== DATA RECORDS ==

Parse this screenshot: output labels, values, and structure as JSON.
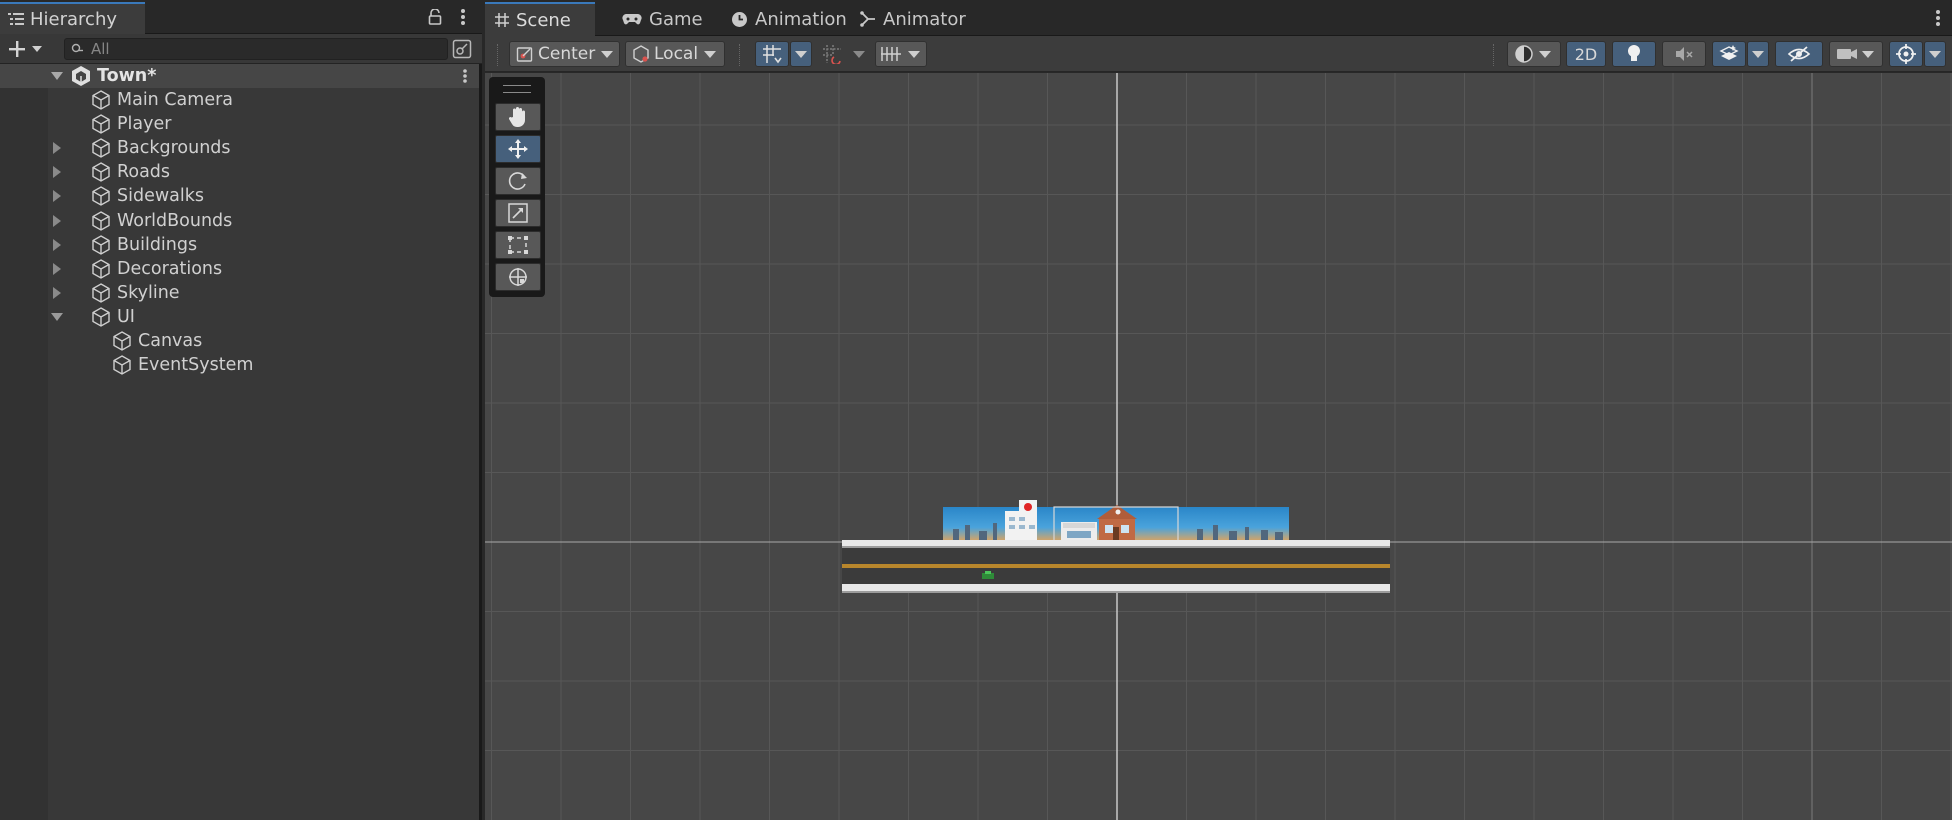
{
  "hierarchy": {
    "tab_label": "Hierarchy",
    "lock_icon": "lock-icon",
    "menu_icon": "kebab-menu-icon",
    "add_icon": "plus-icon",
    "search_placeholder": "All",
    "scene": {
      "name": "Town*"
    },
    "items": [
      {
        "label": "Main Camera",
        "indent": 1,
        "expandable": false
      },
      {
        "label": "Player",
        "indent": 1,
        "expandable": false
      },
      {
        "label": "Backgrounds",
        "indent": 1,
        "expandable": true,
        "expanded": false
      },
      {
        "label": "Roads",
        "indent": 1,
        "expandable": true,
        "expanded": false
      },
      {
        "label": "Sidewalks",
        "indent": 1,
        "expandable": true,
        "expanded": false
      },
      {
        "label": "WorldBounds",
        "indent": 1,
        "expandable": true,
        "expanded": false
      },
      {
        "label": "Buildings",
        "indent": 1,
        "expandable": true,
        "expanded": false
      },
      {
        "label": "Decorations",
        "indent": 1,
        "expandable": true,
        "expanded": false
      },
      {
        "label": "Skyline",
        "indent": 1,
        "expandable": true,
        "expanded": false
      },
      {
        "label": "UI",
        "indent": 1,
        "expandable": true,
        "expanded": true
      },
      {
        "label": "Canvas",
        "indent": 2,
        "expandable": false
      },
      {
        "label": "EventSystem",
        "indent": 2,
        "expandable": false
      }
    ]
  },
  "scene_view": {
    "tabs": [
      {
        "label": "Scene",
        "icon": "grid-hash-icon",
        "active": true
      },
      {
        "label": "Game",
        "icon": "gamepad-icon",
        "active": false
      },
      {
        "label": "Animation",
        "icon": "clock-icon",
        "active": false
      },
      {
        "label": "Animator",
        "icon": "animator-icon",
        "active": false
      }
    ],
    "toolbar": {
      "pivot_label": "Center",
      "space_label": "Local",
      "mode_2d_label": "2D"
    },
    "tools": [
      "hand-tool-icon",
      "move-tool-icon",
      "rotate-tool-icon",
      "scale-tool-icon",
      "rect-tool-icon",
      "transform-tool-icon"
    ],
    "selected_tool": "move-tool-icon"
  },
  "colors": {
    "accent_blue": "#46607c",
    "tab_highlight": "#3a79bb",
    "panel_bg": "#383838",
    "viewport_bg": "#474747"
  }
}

===

Give every line back word for word and leave the pictures out.

◆ ANSWER TO THE PROBLEM ◆
Parse this screenshot: output labels, values, and structure as JSON.
{
  "hierarchy": {
    "tab_label": "Hierarchy",
    "lock_icon": "lock-icon",
    "menu_icon": "kebab-menu-icon",
    "add_icon": "plus-icon",
    "search_placeholder": "All",
    "scene": {
      "name": "Town*"
    },
    "items": [
      {
        "label": "Main Camera",
        "indent": 1,
        "expandable": false
      },
      {
        "label": "Player",
        "indent": 1,
        "expandable": false
      },
      {
        "label": "Backgrounds",
        "indent": 1,
        "expandable": true,
        "expanded": false
      },
      {
        "label": "Roads",
        "indent": 1,
        "expandable": true,
        "expanded": false
      },
      {
        "label": "Sidewalks",
        "indent": 1,
        "expandable": true,
        "expanded": false
      },
      {
        "label": "WorldBounds",
        "indent": 1,
        "expandable": true,
        "expanded": false
      },
      {
        "label": "Buildings",
        "indent": 1,
        "expandable": true,
        "expanded": false
      },
      {
        "label": "Decorations",
        "indent": 1,
        "expandable": true,
        "expanded": false
      },
      {
        "label": "Skyline",
        "indent": 1,
        "expandable": true,
        "expanded": false
      },
      {
        "label": "UI",
        "indent": 1,
        "expandable": true,
        "expanded": true
      },
      {
        "label": "Canvas",
        "indent": 2,
        "expandable": false
      },
      {
        "label": "EventSystem",
        "indent": 2,
        "expandable": false
      }
    ]
  },
  "scene_view": {
    "tabs": [
      {
        "label": "Scene",
        "icon": "grid-hash-icon",
        "active": true
      },
      {
        "label": "Game",
        "icon": "gamepad-icon",
        "active": false
      },
      {
        "label": "Animation",
        "icon": "clock-icon",
        "active": false
      },
      {
        "label": "Animator",
        "icon": "animator-icon",
        "active": false
      }
    ],
    "toolbar": {
      "pivot_label": "Center",
      "space_label": "Local",
      "mode_2d_label": "2D"
    },
    "tools": [
      "hand-tool-icon",
      "move-tool-icon",
      "rotate-tool-icon",
      "scale-tool-icon",
      "rect-tool-icon",
      "transform-tool-icon"
    ],
    "selected_tool": "move-tool-icon"
  },
  "colors": {
    "accent_blue": "#46607c",
    "tab_highlight": "#3a79bb",
    "panel_bg": "#383838",
    "viewport_bg": "#474747"
  }
}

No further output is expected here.